(Data extracted from a collection)

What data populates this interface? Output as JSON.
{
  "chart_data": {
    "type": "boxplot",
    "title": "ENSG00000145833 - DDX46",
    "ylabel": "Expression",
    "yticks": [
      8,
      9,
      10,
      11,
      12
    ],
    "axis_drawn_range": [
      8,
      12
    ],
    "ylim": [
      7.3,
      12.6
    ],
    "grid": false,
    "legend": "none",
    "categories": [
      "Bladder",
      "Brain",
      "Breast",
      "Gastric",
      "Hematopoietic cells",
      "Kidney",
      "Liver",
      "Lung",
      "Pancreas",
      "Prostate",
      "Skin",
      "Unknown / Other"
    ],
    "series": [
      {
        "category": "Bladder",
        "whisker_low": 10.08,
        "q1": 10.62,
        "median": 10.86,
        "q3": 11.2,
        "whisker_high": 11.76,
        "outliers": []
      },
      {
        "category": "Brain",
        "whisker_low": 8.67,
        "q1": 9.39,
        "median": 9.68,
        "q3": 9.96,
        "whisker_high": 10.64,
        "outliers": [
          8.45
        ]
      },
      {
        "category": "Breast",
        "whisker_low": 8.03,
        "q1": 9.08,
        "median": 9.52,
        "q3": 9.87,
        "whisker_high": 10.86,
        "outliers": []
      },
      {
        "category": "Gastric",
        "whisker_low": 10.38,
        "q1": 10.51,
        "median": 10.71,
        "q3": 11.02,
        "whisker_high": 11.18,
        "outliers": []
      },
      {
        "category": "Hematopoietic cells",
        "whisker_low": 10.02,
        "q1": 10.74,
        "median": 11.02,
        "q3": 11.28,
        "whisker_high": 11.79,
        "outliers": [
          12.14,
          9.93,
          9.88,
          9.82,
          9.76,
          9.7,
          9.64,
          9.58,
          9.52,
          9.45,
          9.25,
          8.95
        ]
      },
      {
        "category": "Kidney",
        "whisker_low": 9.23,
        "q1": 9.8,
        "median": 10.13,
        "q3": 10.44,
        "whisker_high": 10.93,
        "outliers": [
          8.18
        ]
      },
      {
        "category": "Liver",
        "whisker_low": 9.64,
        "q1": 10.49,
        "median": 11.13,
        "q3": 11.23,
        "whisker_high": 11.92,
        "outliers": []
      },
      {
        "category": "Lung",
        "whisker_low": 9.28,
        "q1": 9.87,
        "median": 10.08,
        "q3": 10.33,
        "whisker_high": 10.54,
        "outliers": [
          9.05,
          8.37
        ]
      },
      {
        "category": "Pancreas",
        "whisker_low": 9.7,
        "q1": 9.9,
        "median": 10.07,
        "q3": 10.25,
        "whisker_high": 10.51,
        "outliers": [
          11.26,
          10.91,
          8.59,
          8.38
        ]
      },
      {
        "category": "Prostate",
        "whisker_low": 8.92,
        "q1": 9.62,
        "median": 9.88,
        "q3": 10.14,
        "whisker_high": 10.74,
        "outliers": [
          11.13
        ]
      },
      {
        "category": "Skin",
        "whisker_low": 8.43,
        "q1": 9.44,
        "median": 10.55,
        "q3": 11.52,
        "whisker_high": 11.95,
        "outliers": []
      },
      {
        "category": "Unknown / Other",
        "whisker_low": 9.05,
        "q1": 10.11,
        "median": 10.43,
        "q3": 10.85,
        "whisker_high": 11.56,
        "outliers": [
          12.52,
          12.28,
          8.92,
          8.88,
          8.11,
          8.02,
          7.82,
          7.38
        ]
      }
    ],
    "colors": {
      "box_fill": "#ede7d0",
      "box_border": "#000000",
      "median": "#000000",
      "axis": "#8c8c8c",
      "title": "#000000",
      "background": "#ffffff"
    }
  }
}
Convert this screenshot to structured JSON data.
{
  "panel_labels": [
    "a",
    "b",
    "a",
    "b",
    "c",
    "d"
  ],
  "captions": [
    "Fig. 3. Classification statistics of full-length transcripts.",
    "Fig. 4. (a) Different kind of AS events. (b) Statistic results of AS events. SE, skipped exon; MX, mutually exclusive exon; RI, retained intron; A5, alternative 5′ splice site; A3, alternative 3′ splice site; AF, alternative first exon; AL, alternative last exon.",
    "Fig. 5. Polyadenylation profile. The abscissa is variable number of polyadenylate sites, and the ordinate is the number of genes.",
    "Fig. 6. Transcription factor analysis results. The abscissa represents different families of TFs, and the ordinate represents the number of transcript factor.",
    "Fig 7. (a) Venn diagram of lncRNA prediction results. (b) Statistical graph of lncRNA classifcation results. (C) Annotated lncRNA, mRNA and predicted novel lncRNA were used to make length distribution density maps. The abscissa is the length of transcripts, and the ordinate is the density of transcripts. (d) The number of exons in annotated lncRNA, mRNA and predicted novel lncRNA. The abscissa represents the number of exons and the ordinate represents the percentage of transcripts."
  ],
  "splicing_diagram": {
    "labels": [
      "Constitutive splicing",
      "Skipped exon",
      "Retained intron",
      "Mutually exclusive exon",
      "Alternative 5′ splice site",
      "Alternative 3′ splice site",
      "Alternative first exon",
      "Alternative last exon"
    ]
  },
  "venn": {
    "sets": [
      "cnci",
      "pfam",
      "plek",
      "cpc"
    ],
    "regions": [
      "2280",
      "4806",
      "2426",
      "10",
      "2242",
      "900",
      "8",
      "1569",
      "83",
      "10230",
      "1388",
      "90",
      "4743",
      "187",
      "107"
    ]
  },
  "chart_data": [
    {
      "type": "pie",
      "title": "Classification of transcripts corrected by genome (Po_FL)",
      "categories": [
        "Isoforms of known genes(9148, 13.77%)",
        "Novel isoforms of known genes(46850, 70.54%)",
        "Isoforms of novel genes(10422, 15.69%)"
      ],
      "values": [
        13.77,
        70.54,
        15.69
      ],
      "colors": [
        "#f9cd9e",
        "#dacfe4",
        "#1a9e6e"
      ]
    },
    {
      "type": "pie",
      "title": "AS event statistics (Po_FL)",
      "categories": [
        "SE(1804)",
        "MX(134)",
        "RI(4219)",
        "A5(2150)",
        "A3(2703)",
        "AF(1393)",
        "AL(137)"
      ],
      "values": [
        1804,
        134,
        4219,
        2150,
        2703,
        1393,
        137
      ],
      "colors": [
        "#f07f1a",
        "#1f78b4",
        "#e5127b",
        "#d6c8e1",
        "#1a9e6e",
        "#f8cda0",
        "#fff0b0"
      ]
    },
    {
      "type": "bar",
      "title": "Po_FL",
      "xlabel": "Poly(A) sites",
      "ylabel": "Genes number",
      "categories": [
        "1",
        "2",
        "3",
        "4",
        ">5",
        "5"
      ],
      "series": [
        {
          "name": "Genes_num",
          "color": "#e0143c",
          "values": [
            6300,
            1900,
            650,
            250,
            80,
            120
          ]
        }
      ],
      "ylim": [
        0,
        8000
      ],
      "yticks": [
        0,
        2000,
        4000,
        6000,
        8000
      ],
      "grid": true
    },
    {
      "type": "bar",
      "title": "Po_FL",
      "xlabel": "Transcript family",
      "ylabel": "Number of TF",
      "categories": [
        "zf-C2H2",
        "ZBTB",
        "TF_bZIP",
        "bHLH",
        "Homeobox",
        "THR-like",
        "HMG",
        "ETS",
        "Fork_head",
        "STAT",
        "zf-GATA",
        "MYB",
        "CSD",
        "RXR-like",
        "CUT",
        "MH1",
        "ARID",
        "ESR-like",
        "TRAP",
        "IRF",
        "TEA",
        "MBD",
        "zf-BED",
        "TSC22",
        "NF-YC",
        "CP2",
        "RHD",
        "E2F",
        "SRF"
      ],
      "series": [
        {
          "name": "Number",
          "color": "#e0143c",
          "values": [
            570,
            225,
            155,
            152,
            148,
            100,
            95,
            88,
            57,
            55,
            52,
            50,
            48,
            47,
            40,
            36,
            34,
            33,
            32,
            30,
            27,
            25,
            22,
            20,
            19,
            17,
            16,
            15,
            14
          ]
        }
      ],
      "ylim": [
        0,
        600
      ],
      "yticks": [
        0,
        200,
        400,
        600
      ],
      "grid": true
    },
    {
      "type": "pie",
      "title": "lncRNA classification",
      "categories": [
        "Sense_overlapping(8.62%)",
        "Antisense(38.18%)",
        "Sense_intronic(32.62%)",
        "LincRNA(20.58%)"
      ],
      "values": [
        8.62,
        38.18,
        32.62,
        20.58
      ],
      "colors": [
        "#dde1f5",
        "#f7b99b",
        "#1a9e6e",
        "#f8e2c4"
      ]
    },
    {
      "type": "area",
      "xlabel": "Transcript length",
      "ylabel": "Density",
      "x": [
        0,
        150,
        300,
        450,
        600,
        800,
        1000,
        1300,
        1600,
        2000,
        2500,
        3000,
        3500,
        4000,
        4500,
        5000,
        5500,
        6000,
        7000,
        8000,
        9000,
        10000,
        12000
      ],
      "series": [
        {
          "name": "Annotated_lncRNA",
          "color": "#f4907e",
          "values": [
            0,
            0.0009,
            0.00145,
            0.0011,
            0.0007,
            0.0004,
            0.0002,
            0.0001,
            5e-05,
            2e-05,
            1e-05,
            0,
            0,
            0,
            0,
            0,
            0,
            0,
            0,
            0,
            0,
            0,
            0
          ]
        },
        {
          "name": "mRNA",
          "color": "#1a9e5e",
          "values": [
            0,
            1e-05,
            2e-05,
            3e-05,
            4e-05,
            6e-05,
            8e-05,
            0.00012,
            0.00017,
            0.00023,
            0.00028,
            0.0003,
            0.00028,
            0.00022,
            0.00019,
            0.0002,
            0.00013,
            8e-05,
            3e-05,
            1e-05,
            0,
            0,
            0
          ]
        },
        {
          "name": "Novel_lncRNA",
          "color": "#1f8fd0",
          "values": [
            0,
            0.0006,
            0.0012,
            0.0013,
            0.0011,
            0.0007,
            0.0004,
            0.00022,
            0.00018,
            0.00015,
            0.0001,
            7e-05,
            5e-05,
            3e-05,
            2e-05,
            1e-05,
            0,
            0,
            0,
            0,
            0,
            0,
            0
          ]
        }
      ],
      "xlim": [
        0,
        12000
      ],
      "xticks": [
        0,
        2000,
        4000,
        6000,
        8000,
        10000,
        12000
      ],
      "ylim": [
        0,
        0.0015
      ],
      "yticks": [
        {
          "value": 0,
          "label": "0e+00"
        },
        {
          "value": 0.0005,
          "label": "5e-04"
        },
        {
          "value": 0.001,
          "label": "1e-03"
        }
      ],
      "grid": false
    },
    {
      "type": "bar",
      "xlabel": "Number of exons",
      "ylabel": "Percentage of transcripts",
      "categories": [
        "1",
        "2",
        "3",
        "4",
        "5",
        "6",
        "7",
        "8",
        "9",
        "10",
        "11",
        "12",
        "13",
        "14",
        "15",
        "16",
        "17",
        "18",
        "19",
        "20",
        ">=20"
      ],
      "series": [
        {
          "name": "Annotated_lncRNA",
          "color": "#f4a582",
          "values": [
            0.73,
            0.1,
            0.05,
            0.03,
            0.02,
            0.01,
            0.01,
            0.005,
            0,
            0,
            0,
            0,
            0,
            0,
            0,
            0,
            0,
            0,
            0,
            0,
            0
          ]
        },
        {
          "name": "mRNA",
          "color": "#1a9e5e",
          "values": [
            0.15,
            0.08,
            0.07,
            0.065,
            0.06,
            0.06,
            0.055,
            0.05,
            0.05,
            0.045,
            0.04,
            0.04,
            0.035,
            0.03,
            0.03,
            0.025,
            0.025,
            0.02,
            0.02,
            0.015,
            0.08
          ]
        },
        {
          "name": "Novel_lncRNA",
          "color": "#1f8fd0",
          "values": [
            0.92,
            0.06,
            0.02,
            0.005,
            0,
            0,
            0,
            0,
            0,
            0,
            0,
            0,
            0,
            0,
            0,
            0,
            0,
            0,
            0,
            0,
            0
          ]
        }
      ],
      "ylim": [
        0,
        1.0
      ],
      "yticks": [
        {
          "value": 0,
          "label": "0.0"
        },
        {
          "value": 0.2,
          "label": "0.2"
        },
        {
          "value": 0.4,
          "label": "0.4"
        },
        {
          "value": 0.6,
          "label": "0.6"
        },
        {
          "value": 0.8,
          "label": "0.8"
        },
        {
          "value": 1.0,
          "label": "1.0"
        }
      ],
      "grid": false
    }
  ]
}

The task:
All lines above containing the string "Unknown" are to be collected.

Answer to the problem:
      "Unknown / Other"
        "category": "Unknown / Other",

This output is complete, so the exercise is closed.